#### Recorded information ####

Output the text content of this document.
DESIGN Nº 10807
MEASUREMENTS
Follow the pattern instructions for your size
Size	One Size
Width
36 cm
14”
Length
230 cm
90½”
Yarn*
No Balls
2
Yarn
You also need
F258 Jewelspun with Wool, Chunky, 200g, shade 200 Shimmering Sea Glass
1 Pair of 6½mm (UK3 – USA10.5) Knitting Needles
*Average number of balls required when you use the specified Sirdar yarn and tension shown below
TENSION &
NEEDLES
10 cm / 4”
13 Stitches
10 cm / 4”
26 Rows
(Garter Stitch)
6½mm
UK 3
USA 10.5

####
#### Recorded information ####

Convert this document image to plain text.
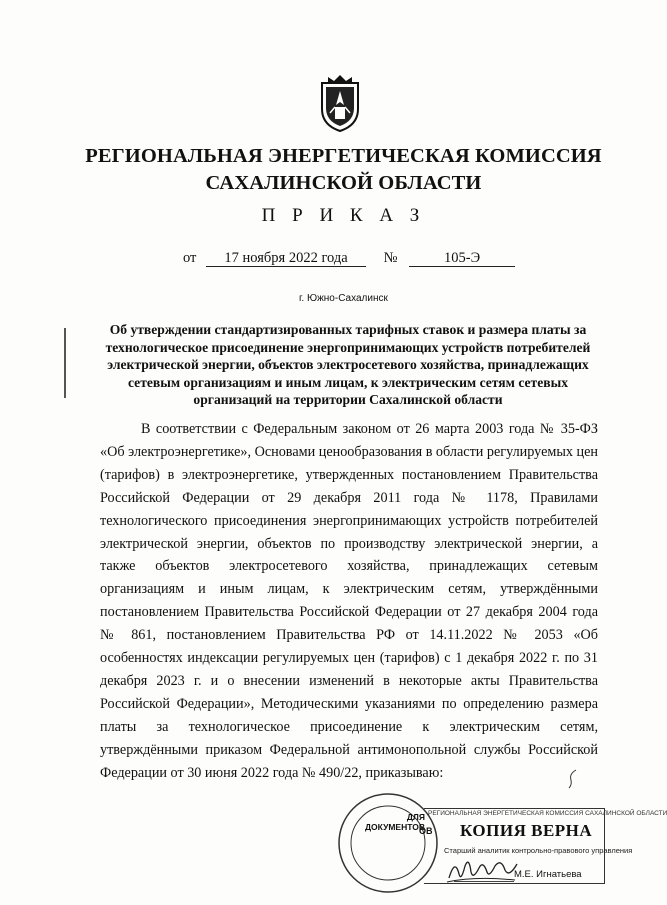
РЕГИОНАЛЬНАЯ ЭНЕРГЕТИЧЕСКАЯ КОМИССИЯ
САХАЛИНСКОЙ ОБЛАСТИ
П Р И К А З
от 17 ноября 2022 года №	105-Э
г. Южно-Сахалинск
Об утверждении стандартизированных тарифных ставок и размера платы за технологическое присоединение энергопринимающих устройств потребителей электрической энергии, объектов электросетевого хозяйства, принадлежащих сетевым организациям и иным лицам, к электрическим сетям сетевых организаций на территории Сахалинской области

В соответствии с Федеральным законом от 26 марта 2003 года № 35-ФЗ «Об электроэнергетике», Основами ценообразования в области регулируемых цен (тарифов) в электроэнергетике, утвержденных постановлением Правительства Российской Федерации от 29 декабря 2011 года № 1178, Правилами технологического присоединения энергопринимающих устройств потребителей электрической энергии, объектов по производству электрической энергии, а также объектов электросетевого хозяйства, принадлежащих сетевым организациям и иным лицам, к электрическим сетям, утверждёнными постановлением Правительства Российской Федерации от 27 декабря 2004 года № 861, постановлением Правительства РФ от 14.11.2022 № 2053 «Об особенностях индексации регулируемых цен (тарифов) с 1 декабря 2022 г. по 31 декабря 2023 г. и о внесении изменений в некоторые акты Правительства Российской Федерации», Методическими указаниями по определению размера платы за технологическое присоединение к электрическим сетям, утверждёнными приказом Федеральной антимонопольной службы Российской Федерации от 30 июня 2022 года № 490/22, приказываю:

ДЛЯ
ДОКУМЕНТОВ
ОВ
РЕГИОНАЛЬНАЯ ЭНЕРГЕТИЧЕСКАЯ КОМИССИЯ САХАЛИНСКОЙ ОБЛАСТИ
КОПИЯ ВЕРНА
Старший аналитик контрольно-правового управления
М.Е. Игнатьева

####

### Job
Within the material above, find the lines that contain the word "платы"; copy them.

### Finished task
Об утверждении стандартизированных тарифных ставок и размера платы за технологическое присоединение энергопринимающих устройств потребителей электрической энергии, объектов электросетевого хозяйства, принадлежащих сетевым организациям и иным лицам, к электрическим сетям сетевых организаций на территории Сахалинской области
В соответствии с Федеральным законом от 26 марта 2003 года № 35-ФЗ «Об электроэнергетике», Основами ценообразования в области регулируемых цен (тарифов) в электроэнергетике, утвержденных постановлением Правительства Российской Федерации от 29 декабря 2011 года № 1178, Правилами технологического присоединения энергопринимающих устройств потребителей электрической энергии, объектов по производству электрической энергии, а также объектов электросетевого хозяйства, принадлежащих сетевым организациям и иным лицам, к электрическим сетям, утверждёнными постановлением Правительства Российской Федерации от 27 декабря 2004 года № 861, постановлением Правительства РФ от 14.11.2022 № 2053 «Об особенностях индексации регулируемых цен (тарифов) с 1 декабря 2022 г. по 31 декабря 2023 г. и о внесении изменений в некоторые акты Правительства Российской Федерации», Методическими указаниями по определению размера платы за технологическое присоединение к электрическим сетям, утверждёнными приказом Федеральной антимонопольной службы Российской Федерации от 30 июня 2022 года № 490/22, приказываю:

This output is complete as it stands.